Directive:
Below are some records; give them all again exactly, but not the pictures.

Records shown:
# # # # #

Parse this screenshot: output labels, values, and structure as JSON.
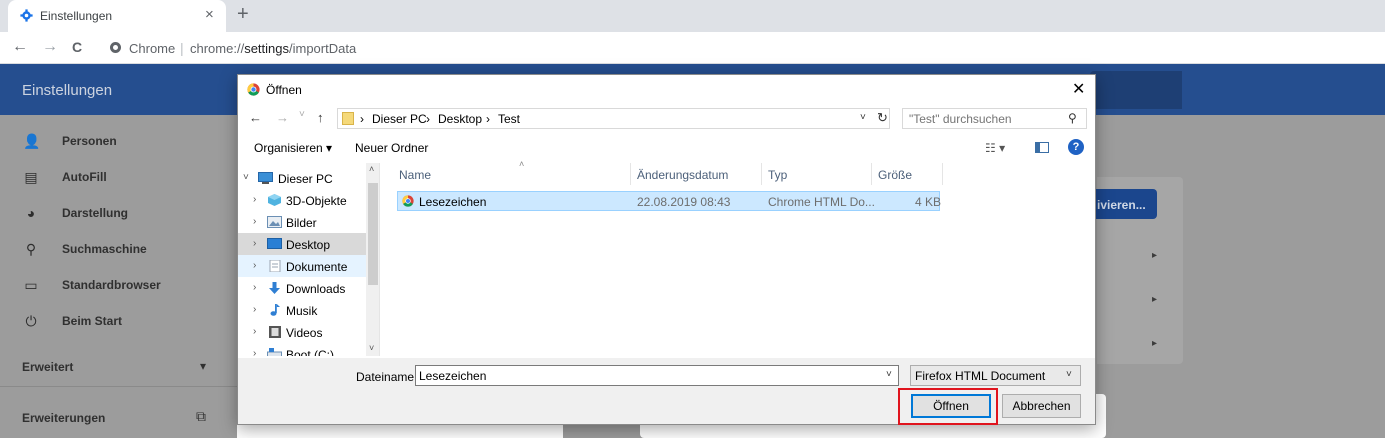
{
  "browser": {
    "tab": {
      "title": "Einstellungen",
      "icon": "gear-icon",
      "close": "×"
    },
    "new_tab": "+",
    "nav": {
      "back": "←",
      "forward": "→",
      "reload": "C"
    },
    "omnibox": {
      "site_label": "Chrome",
      "separator": "|",
      "url_prefix": "chrome://",
      "url_bold": "settings",
      "url_suffix": "/importData"
    }
  },
  "settings": {
    "title": "Einstellungen",
    "sidebar": [
      {
        "icon": "person-icon",
        "glyph": "👤",
        "label": "Personen"
      },
      {
        "icon": "clipboard-icon",
        "glyph": "▤",
        "label": "AutoFill"
      },
      {
        "icon": "palette-icon",
        "glyph": "◕",
        "label": "Darstellung"
      },
      {
        "icon": "search-icon",
        "glyph": "⚲",
        "label": "Suchmaschine"
      },
      {
        "icon": "browser-window-icon",
        "glyph": "▭",
        "label": "Standardbrowser"
      },
      {
        "icon": "power-icon",
        "glyph": "⏻",
        "label": "Beim Start"
      }
    ],
    "advanced": {
      "label": "Erweitert",
      "caret": "▾"
    },
    "extensions": {
      "label": "Erweiterungen",
      "icon": "open-external-icon",
      "glyph": "⧉"
    },
    "card_button_label": "ivieren...",
    "card_arrow": "▸"
  },
  "dialog": {
    "title": "Öffnen",
    "close": "✕",
    "address": {
      "back": "←",
      "forward": "→",
      "recent": "˅",
      "up": "↑",
      "breadcrumbs": [
        "Dieser PC",
        "Desktop",
        "Test"
      ],
      "crumb_sep": "›",
      "caret": "˅",
      "refresh": "↻"
    },
    "search": {
      "placeholder": "\"Test\" durchsuchen",
      "icon": "⚲"
    },
    "commands": {
      "organize": "Organisieren ▾",
      "new_folder": "Neuer Ordner",
      "view": "☷ ▾",
      "help": "?"
    },
    "tree": [
      {
        "label": "Dieser PC",
        "chevron": "˅",
        "icon": "computer-icon",
        "color": "#3a8fd6"
      },
      {
        "label": "3D-Objekte",
        "chevron": "›",
        "icon": "3d-objects-icon",
        "color": "#4fb3e0"
      },
      {
        "label": "Bilder",
        "chevron": "›",
        "icon": "pictures-icon",
        "color": "#6b8fb4"
      },
      {
        "label": "Desktop",
        "chevron": "›",
        "icon": "desktop-icon",
        "color": "#2a7fd4"
      },
      {
        "label": "Dokumente",
        "chevron": "›",
        "icon": "documents-icon",
        "color": "#9aa6b3"
      },
      {
        "label": "Downloads",
        "chevron": "›",
        "icon": "downloads-icon",
        "color": "#2f7fd3"
      },
      {
        "label": "Musik",
        "chevron": "›",
        "icon": "music-icon",
        "color": "#2f7fd3"
      },
      {
        "label": "Videos",
        "chevron": "›",
        "icon": "videos-icon",
        "color": "#555555"
      },
      {
        "label": "Boot (C:)",
        "chevron": "›",
        "icon": "drive-icon",
        "color": "#6b8fb4"
      }
    ],
    "scroll": {
      "up": "˄",
      "down": "˅"
    },
    "columns": [
      "Name",
      "Änderungsdatum",
      "Typ",
      "Größe"
    ],
    "sort_indicator": "˄",
    "files": [
      {
        "name": "Lesezeichen",
        "modified": "22.08.2019 08:43",
        "type": "Chrome HTML Do...",
        "size": "4 KB"
      }
    ],
    "filename": {
      "label": "Dateiname:",
      "value": "Lesezeichen",
      "caret": "˅"
    },
    "filetype": {
      "value": "Firefox HTML Document",
      "caret": "˅"
    },
    "buttons": {
      "open": "Öffnen",
      "cancel": "Abbrechen"
    },
    "highlight_color": "#e0141e"
  }
}
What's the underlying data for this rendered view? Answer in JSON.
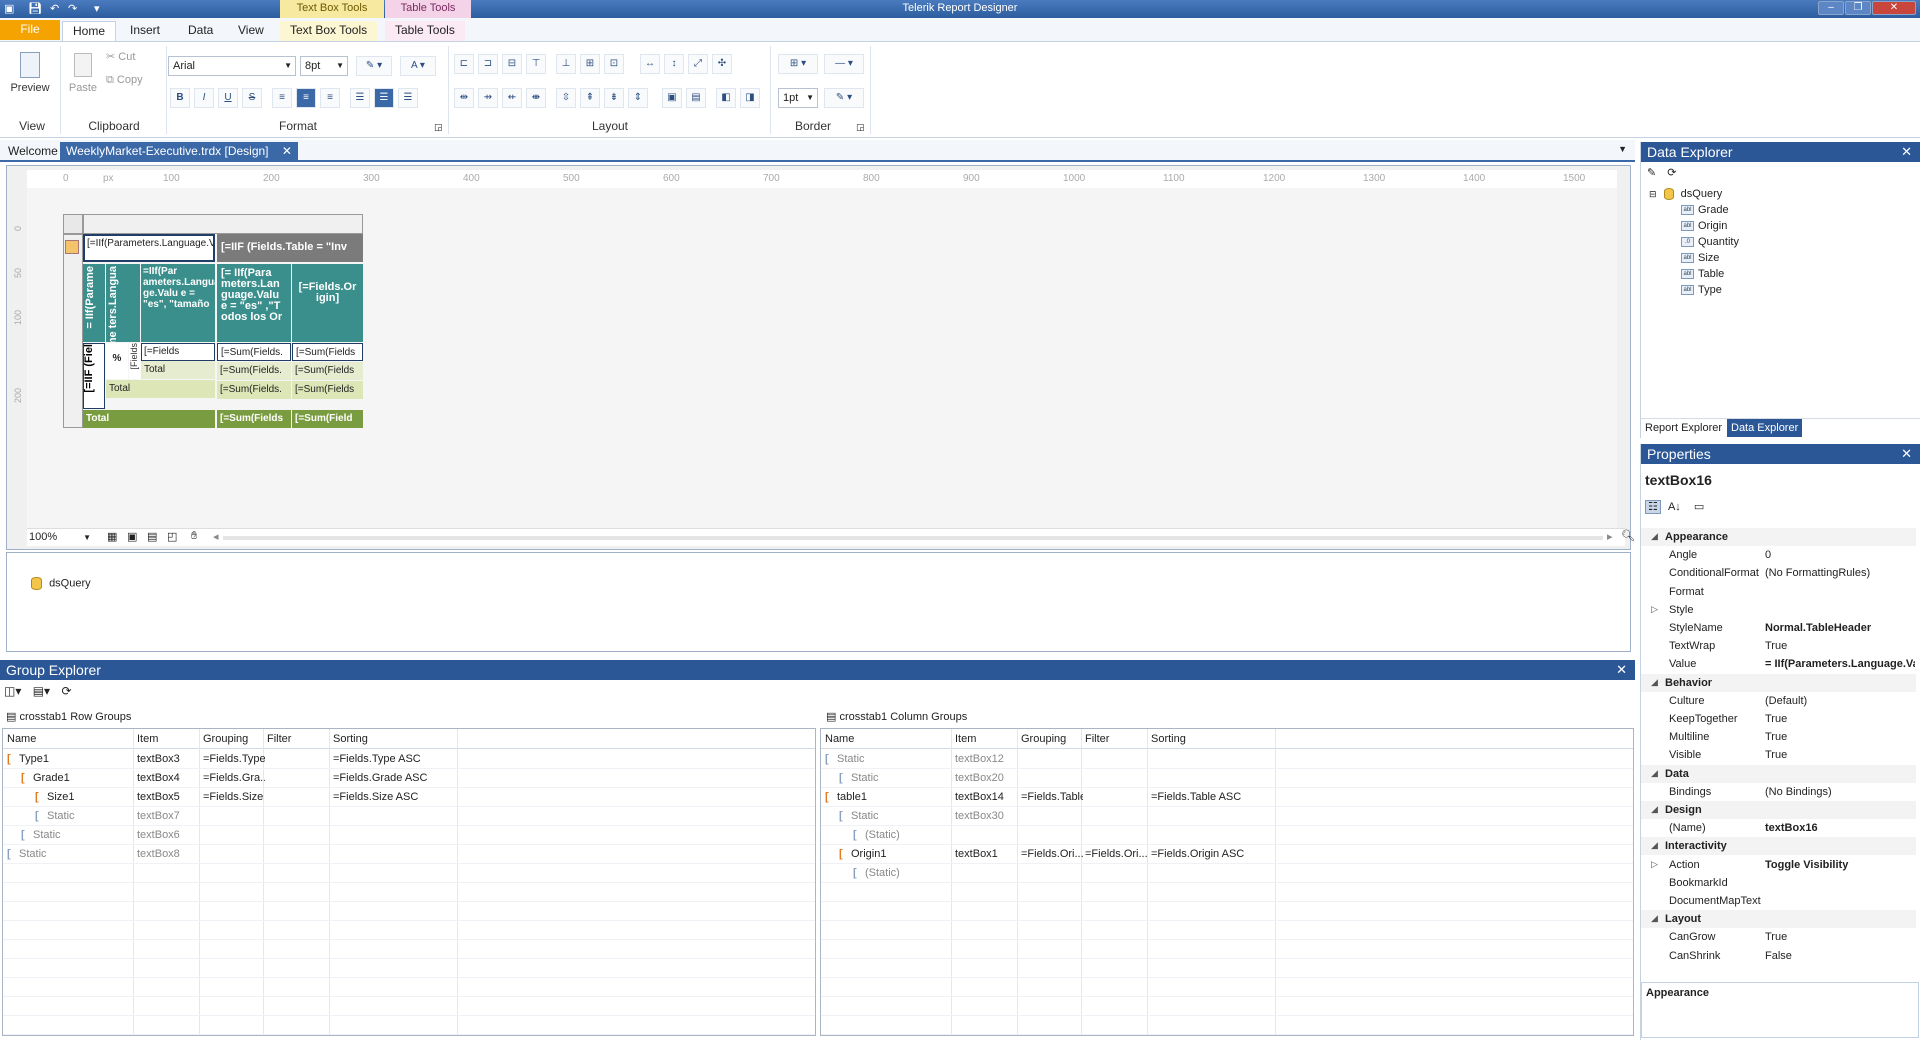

# # # # #

Output:
Parse this screenshot: output labels, values, and structure as JSON.
{
  "browser": {
    "tab": {
      "title": "Einstellungen",
      "icon": "gear-icon",
      "close": "×"
    },
    "new_tab": "+",
    "nav": {
      "back": "←",
      "forward": "→",
      "reload": "C"
    },
    "omnibox": {
      "site_label": "Chrome",
      "separator": "|",
      "url_prefix": "chrome://",
      "url_bold": "settings",
      "url_suffix": "/importData"
    }
  },
  "settings": {
    "title": "Einstellungen",
    "sidebar": [
      {
        "icon": "person-icon",
        "glyph": "👤",
        "label": "Personen"
      },
      {
        "icon": "clipboard-icon",
        "glyph": "▤",
        "label": "AutoFill"
      },
      {
        "icon": "palette-icon",
        "glyph": "◕",
        "label": "Darstellung"
      },
      {
        "icon": "search-icon",
        "glyph": "⚲",
        "label": "Suchmaschine"
      },
      {
        "icon": "browser-window-icon",
        "glyph": "▭",
        "label": "Standardbrowser"
      },
      {
        "icon": "power-icon",
        "glyph": "⏻",
        "label": "Beim Start"
      }
    ],
    "advanced": {
      "label": "Erweitert",
      "caret": "▾"
    },
    "extensions": {
      "label": "Erweiterungen",
      "icon": "open-external-icon",
      "glyph": "⧉"
    },
    "card_button_label": "ivieren...",
    "card_arrow": "▸"
  },
  "dialog": {
    "title": "Öffnen",
    "close": "✕",
    "address": {
      "back": "←",
      "forward": "→",
      "recent": "˅",
      "up": "↑",
      "breadcrumbs": [
        "Dieser PC",
        "Desktop",
        "Test"
      ],
      "crumb_sep": "›",
      "caret": "˅",
      "refresh": "↻"
    },
    "search": {
      "placeholder": "\"Test\" durchsuchen",
      "icon": "⚲"
    },
    "commands": {
      "organize": "Organisieren ▾",
      "new_folder": "Neuer Ordner",
      "view": "☷ ▾",
      "help": "?"
    },
    "tree": [
      {
        "label": "Dieser PC",
        "chevron": "˅",
        "icon": "computer-icon",
        "color": "#3a8fd6"
      },
      {
        "label": "3D-Objekte",
        "chevron": "›",
        "icon": "3d-objects-icon",
        "color": "#4fb3e0"
      },
      {
        "label": "Bilder",
        "chevron": "›",
        "icon": "pictures-icon",
        "color": "#6b8fb4"
      },
      {
        "label": "Desktop",
        "chevron": "›",
        "icon": "desktop-icon",
        "color": "#2a7fd4"
      },
      {
        "label": "Dokumente",
        "chevron": "›",
        "icon": "documents-icon",
        "color": "#9aa6b3"
      },
      {
        "label": "Downloads",
        "chevron": "›",
        "icon": "downloads-icon",
        "color": "#2f7fd3"
      },
      {
        "label": "Musik",
        "chevron": "›",
        "icon": "music-icon",
        "color": "#2f7fd3"
      },
      {
        "label": "Videos",
        "chevron": "›",
        "icon": "videos-icon",
        "color": "#555555"
      },
      {
        "label": "Boot (C:)",
        "chevron": "›",
        "icon": "drive-icon",
        "color": "#6b8fb4"
      }
    ],
    "scroll": {
      "up": "˄",
      "down": "˅"
    },
    "columns": [
      "Name",
      "Änderungsdatum",
      "Typ",
      "Größe"
    ],
    "sort_indicator": "˄",
    "files": [
      {
        "name": "Lesezeichen",
        "modified": "22.08.2019 08:43",
        "type": "Chrome HTML Do...",
        "size": "4 KB"
      }
    ],
    "filename": {
      "label": "Dateiname:",
      "value": "Lesezeichen",
      "caret": "˅"
    },
    "filetype": {
      "value": "Firefox HTML Document",
      "caret": "˅"
    },
    "buttons": {
      "open": "Öffnen",
      "cancel": "Abbrechen"
    },
    "highlight_color": "#e0141e"
  }
}
What's the underlying data for this rendered view? Answer in JSON.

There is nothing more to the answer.